(Figure data in JSON)
▬▬▬

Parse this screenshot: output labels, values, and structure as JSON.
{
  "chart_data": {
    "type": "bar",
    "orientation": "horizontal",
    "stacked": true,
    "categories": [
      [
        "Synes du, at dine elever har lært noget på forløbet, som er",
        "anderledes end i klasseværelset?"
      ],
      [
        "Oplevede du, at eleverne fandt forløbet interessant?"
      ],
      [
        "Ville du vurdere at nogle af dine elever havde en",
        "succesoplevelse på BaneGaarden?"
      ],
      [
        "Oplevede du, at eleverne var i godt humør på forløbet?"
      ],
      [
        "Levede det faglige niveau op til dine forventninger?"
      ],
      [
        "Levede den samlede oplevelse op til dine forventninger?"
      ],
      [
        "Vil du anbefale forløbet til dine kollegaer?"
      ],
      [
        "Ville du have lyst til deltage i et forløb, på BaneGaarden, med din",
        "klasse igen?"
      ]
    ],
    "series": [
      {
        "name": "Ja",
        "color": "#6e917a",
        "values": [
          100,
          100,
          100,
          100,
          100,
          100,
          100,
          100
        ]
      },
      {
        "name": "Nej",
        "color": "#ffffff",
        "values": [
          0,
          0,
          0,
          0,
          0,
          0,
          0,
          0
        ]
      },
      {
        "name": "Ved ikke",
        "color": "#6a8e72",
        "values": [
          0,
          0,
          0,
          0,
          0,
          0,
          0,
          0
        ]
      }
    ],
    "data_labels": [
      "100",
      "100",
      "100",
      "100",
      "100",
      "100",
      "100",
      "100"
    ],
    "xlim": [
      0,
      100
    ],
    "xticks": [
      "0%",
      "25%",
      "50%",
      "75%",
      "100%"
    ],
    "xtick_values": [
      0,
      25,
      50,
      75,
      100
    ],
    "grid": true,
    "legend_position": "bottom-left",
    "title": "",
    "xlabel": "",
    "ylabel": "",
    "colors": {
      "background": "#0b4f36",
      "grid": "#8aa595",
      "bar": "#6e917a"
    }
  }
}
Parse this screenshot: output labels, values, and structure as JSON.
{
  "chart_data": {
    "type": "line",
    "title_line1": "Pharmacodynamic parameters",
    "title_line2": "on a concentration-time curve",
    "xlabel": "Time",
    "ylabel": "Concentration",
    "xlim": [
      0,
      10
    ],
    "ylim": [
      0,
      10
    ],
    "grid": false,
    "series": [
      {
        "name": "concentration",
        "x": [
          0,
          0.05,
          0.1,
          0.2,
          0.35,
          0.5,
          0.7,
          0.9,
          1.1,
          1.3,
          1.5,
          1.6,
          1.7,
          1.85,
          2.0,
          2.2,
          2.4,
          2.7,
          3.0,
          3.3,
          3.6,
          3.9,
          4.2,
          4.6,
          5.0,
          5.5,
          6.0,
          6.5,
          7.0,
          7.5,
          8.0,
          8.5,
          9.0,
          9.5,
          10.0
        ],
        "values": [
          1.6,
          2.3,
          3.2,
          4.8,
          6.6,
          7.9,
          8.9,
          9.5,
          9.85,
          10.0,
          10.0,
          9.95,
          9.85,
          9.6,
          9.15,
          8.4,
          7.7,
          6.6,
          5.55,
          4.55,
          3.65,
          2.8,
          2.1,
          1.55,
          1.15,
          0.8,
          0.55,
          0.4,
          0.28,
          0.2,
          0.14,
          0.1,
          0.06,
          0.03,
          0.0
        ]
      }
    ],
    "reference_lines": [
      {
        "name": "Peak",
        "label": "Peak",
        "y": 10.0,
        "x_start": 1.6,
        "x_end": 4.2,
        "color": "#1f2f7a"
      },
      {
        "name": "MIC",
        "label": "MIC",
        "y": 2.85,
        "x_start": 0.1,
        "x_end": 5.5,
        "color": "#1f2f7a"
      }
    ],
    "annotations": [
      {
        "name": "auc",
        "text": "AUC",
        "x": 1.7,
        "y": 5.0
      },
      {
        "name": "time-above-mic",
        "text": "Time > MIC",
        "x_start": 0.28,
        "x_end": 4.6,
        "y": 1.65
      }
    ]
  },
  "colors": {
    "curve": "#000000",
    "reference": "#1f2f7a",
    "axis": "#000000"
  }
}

▬▬▬

● What the exercise asks: Copy all lines from the material that include "name".

● Final result:
        "name": "Ja",
        "name": "Nej",
        "name": "Ved ikke",
        "name": "concentration",
        "name": "Peak",
        "name": "MIC",
        "name": "auc",
        "name": "time-above-mic",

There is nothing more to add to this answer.